§ Exercise task
Each line of the material must be returned exactly.

§ Data rows
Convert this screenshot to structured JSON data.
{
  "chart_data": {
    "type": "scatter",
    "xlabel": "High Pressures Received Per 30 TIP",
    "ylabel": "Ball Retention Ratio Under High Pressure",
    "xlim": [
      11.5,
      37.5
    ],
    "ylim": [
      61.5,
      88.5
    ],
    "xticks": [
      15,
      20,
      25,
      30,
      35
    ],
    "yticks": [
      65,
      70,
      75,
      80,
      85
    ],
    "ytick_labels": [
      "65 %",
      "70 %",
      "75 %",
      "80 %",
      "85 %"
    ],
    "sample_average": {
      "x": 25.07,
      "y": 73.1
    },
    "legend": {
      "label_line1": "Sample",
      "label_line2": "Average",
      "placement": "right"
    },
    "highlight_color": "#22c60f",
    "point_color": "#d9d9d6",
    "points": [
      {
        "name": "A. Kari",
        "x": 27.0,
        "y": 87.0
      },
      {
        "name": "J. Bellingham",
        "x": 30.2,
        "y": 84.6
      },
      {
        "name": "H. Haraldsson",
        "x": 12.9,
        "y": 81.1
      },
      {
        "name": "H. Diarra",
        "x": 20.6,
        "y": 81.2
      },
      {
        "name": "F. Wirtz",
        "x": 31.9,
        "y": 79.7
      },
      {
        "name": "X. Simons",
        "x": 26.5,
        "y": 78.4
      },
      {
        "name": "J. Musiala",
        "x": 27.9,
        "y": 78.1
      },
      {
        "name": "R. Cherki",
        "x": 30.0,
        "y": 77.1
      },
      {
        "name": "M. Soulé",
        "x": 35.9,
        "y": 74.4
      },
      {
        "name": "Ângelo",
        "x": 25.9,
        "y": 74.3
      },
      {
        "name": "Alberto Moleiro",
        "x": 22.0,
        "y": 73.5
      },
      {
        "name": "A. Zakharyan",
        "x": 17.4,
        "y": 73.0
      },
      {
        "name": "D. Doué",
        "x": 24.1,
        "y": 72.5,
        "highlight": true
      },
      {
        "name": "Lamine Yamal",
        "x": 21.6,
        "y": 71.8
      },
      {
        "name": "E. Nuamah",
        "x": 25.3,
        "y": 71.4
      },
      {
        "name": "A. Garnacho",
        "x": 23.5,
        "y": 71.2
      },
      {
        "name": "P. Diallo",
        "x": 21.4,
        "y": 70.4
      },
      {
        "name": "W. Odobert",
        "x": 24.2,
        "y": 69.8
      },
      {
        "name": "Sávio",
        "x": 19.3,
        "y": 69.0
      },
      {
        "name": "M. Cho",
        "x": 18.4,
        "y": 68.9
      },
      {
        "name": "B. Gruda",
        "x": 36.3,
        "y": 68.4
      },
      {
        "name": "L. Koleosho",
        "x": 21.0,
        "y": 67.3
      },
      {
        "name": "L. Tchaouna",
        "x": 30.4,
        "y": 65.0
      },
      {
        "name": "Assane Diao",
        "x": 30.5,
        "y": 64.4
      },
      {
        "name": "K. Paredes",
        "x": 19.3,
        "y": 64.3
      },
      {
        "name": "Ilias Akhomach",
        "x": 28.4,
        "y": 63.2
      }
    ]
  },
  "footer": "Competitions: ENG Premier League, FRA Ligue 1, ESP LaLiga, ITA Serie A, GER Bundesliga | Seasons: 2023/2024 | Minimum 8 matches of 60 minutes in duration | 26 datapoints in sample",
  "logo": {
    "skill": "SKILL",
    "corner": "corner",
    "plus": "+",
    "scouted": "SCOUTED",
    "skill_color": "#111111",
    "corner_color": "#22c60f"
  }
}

§ Reply to the task
Convert this screenshot to structured JSON data.
{
  "chart_data": {
    "type": "scatter",
    "xlabel": "High Pressures Received Per 30 TIP",
    "ylabel": "Ball Retention Ratio Under High Pressure",
    "xlim": [
      11.5,
      37.5
    ],
    "ylim": [
      61.5,
      88.5
    ],
    "xticks": [
      15,
      20,
      25,
      30,
      35
    ],
    "yticks": [
      65,
      70,
      75,
      80,
      85
    ],
    "ytick_labels": [
      "65 %",
      "70 %",
      "75 %",
      "80 %",
      "85 %"
    ],
    "sample_average": {
      "x": 25.07,
      "y": 73.1
    },
    "legend": {
      "label_line1": "Sample",
      "label_line2": "Average",
      "placement": "right"
    },
    "highlight_color": "#22c60f",
    "point_color": "#d9d9d6",
    "points": [
      {
        "name": "A. Kari",
        "x": 27.0,
        "y": 87.0
      },
      {
        "name": "J. Bellingham",
        "x": 30.2,
        "y": 84.6
      },
      {
        "name": "H. Haraldsson",
        "x": 12.9,
        "y": 81.1
      },
      {
        "name": "H. Diarra",
        "x": 20.6,
        "y": 81.2
      },
      {
        "name": "F. Wirtz",
        "x": 31.9,
        "y": 79.7
      },
      {
        "name": "X. Simons",
        "x": 26.5,
        "y": 78.4
      },
      {
        "name": "J. Musiala",
        "x": 27.9,
        "y": 78.1
      },
      {
        "name": "R. Cherki",
        "x": 30.0,
        "y": 77.1
      },
      {
        "name": "M. Soulé",
        "x": 35.9,
        "y": 74.4
      },
      {
        "name": "Ângelo",
        "x": 25.9,
        "y": 74.3
      },
      {
        "name": "Alberto Moleiro",
        "x": 22.0,
        "y": 73.5
      },
      {
        "name": "A. Zakharyan",
        "x": 17.4,
        "y": 73.0
      },
      {
        "name": "D. Doué",
        "x": 24.1,
        "y": 72.5,
        "highlight": true
      },
      {
        "name": "Lamine Yamal",
        "x": 21.6,
        "y": 71.8
      },
      {
        "name": "E. Nuamah",
        "x": 25.3,
        "y": 71.4
      },
      {
        "name": "A. Garnacho",
        "x": 23.5,
        "y": 71.2
      },
      {
        "name": "P. Diallo",
        "x": 21.4,
        "y": 70.4
      },
      {
        "name": "W. Odobert",
        "x": 24.2,
        "y": 69.8
      },
      {
        "name": "Sávio",
        "x": 19.3,
        "y": 69.0
      },
      {
        "name": "M. Cho",
        "x": 18.4,
        "y": 68.9
      },
      {
        "name": "B. Gruda",
        "x": 36.3,
        "y": 68.4
      },
      {
        "name": "L. Koleosho",
        "x": 21.0,
        "y": 67.3
      },
      {
        "name": "L. Tchaouna",
        "x": 30.4,
        "y": 65.0
      },
      {
        "name": "Assane Diao",
        "x": 30.5,
        "y": 64.4
      },
      {
        "name": "K. Paredes",
        "x": 19.3,
        "y": 64.3
      },
      {
        "name": "Ilias Akhomach",
        "x": 28.4,
        "y": 63.2
      }
    ]
  },
  "footer": "Competitions: ENG Premier League, FRA Ligue 1, ESP LaLiga, ITA Serie A, GER Bundesliga | Seasons: 2023/2024 | Minimum 8 matches of 60 minutes in duration | 26 datapoints in sample",
  "logo": {
    "skill": "SKILL",
    "corner": "corner",
    "plus": "+",
    "scouted": "SCOUTED",
    "skill_color": "#111111",
    "corner_color": "#22c60f"
  }
}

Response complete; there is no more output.